### STATED TASK
Where a line in the listing contains the string "высоты", copy that line out.
......
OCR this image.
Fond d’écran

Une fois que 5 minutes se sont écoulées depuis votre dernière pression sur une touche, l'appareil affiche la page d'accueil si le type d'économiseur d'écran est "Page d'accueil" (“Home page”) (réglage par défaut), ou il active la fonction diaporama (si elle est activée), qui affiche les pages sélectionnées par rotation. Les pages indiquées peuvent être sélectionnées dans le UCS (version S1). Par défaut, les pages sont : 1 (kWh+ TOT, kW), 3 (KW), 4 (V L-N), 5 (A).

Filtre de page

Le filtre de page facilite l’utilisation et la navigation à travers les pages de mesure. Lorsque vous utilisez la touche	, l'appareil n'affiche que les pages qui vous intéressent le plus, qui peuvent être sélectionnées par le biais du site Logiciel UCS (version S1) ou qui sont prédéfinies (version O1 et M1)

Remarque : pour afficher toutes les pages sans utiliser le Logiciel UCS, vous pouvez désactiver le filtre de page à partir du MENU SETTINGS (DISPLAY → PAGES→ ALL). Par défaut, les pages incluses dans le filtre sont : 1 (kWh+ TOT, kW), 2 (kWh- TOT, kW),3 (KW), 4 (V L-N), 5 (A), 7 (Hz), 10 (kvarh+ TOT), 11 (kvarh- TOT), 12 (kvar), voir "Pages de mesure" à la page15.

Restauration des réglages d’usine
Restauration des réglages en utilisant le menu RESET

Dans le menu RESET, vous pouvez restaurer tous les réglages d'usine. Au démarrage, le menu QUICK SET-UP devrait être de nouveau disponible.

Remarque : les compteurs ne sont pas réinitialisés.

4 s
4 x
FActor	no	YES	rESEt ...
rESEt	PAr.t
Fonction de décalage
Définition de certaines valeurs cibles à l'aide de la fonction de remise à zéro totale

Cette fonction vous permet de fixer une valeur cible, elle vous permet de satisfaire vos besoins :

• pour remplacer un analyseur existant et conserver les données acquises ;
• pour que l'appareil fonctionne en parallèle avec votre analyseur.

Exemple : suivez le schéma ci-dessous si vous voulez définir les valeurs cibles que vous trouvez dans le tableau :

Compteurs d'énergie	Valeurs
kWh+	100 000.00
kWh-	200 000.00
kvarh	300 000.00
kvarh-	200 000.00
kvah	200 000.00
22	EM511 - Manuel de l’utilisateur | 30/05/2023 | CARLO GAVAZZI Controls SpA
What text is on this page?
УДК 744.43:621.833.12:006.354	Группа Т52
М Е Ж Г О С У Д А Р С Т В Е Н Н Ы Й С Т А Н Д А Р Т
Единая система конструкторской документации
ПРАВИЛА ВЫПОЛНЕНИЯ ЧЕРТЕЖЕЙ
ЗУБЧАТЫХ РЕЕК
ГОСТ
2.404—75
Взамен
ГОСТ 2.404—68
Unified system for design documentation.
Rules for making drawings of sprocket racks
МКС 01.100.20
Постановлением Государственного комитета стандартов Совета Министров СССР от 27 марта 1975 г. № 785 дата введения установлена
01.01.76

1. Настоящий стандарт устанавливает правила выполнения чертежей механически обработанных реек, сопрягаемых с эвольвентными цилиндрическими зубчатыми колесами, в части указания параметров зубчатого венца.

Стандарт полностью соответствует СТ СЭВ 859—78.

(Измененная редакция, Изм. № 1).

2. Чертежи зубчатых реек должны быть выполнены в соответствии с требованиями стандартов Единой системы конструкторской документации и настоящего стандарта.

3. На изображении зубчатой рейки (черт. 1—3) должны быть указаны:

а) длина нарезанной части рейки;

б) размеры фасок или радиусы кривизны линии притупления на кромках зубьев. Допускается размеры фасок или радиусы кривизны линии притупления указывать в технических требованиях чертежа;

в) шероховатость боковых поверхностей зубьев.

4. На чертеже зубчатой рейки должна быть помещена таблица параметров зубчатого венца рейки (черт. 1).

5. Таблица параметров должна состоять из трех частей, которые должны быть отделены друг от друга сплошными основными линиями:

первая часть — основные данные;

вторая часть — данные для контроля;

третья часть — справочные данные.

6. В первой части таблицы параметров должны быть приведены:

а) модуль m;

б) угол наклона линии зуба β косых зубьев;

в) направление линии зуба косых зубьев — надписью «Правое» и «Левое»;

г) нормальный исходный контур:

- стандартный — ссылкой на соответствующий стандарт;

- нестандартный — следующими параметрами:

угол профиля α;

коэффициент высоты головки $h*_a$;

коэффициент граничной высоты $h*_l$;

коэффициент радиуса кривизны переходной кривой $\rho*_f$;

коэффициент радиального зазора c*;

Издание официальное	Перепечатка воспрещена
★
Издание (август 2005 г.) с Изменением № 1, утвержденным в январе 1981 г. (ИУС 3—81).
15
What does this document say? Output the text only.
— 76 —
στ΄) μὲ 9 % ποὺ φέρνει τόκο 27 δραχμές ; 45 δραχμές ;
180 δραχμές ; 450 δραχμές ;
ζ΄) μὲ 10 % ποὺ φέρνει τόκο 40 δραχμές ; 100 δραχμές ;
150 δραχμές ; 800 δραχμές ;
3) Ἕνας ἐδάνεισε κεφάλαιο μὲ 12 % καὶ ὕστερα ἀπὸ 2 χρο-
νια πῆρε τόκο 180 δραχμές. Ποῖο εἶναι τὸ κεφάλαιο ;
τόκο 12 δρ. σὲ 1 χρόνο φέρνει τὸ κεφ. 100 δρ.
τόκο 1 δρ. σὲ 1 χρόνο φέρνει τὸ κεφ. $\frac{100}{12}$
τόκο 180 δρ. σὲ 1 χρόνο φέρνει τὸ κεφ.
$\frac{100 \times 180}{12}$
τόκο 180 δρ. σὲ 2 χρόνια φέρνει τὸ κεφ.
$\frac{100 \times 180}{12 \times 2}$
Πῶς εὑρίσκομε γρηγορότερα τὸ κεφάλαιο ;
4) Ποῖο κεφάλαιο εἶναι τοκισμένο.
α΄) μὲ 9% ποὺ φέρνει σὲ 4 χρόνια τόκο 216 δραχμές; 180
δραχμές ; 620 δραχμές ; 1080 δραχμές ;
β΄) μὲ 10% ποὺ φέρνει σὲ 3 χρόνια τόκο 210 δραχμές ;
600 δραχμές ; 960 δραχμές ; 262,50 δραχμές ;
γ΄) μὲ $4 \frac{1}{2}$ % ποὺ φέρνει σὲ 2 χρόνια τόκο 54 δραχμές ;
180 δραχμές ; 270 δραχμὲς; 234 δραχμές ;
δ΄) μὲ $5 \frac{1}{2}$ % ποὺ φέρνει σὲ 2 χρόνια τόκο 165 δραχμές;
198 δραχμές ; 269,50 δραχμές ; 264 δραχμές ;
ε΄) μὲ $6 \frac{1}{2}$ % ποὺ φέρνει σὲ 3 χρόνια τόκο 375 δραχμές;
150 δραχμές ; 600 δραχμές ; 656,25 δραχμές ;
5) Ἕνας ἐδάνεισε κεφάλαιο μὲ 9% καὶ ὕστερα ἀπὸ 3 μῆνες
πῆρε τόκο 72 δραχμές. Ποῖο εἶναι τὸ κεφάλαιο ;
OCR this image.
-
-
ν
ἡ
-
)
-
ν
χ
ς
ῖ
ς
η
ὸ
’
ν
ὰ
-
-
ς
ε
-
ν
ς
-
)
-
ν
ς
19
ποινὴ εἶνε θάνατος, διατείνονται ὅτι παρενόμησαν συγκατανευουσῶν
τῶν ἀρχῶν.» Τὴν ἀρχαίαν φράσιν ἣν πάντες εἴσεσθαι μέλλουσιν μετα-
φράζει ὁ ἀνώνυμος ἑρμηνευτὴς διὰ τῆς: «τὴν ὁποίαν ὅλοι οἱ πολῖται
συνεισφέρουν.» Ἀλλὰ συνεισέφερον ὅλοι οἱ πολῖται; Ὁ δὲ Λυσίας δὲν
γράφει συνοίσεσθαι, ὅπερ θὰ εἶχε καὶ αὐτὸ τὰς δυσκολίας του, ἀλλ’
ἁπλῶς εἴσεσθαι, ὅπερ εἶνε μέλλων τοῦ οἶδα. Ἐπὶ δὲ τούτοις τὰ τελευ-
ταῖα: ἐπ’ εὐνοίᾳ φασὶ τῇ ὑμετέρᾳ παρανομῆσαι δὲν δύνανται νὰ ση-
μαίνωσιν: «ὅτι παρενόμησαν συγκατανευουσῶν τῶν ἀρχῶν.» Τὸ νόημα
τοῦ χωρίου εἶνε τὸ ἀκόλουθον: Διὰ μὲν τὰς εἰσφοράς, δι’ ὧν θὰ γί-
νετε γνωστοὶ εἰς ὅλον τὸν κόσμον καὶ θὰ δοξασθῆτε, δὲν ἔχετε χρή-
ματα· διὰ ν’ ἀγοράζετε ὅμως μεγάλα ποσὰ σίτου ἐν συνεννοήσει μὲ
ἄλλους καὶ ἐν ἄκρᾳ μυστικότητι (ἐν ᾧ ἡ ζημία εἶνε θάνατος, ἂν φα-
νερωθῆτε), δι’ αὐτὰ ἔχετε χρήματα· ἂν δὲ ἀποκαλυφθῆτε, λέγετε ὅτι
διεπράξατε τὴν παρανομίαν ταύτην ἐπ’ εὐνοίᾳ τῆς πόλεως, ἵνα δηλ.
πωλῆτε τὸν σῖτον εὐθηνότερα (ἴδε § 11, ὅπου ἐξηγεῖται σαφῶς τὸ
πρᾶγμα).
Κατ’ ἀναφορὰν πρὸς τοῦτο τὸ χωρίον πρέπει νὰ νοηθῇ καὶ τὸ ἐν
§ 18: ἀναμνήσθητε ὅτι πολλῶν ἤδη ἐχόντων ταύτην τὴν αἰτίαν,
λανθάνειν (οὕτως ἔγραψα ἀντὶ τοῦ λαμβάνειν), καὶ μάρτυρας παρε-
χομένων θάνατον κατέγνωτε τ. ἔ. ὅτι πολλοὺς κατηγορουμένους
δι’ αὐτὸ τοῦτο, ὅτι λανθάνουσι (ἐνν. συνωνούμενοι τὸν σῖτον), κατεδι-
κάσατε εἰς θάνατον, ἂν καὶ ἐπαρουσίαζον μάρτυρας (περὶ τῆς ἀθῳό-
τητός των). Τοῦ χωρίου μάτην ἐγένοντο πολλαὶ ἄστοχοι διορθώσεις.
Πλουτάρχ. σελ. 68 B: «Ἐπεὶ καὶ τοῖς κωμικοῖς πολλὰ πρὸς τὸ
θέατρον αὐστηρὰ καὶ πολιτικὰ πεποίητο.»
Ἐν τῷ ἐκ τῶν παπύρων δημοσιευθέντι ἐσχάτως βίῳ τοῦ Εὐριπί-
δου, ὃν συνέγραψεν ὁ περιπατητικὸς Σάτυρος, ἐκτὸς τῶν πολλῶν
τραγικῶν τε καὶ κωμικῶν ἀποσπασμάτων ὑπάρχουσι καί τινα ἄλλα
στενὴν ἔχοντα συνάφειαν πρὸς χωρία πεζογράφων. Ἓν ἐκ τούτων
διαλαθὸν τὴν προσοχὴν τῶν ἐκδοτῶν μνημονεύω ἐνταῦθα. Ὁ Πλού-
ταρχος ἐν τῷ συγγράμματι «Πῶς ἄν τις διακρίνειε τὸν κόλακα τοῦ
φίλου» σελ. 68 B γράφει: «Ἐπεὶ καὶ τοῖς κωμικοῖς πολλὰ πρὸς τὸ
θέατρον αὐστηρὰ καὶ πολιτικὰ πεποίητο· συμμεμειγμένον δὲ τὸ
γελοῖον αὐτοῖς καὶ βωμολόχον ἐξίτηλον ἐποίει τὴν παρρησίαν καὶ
......
### REPLY TO THE EXERCISE
коэффициент высоты головки $h*_a$;
коэффициент граничной высоты $h*_l$;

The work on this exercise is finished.